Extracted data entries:
------------------------------

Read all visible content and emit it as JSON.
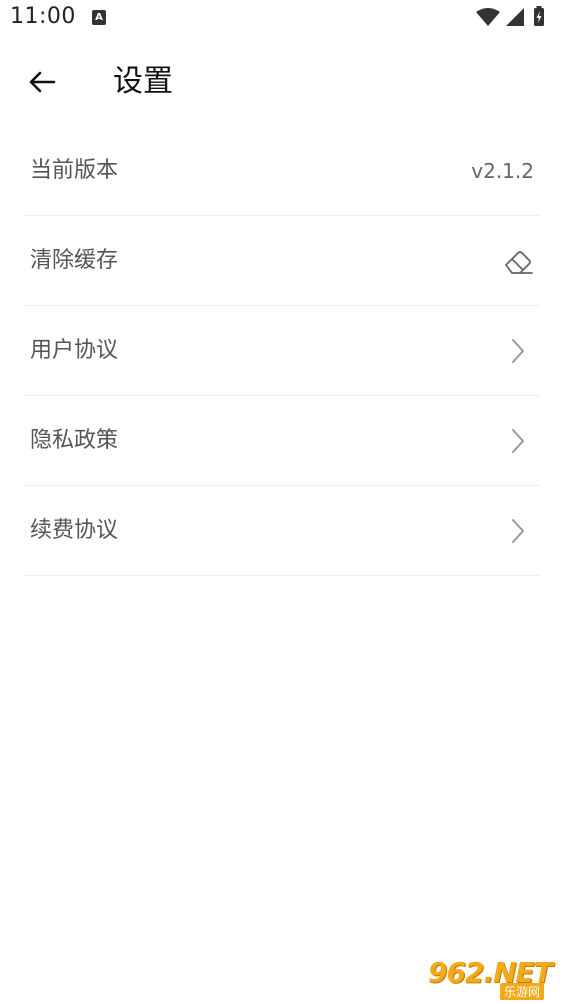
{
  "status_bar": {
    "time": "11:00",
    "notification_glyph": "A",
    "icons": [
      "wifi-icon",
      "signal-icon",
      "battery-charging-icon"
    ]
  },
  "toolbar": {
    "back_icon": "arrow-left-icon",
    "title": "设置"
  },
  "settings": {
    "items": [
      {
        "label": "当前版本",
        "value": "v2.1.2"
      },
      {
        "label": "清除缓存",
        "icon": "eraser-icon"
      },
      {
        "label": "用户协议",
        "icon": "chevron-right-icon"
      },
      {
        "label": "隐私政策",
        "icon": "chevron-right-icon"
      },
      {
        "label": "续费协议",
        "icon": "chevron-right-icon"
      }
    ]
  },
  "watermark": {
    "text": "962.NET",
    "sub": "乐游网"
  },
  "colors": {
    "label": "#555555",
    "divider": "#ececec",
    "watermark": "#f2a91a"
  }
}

------------------------------

» OBJECTIVE
Working from the material above, transcribe it exactly while omitting pictures.

» CORRECT RESULT
Read all visible content and emit it as JSON.
{
  "status_bar": {
    "time": "11:00",
    "notification_glyph": "A",
    "icons": [
      "wifi-icon",
      "signal-icon",
      "battery-charging-icon"
    ]
  },
  "toolbar": {
    "back_icon": "arrow-left-icon",
    "title": "设置"
  },
  "settings": {
    "items": [
      {
        "label": "当前版本",
        "value": "v2.1.2"
      },
      {
        "label": "清除缓存",
        "icon": "eraser-icon"
      },
      {
        "label": "用户协议",
        "icon": "chevron-right-icon"
      },
      {
        "label": "隐私政策",
        "icon": "chevron-right-icon"
      },
      {
        "label": "续费协议",
        "icon": "chevron-right-icon"
      }
    ]
  },
  "watermark": {
    "text": "962.NET",
    "sub": "乐游网"
  },
  "colors": {
    "label": "#555555",
    "divider": "#ececec",
    "watermark": "#f2a91a"
  }
}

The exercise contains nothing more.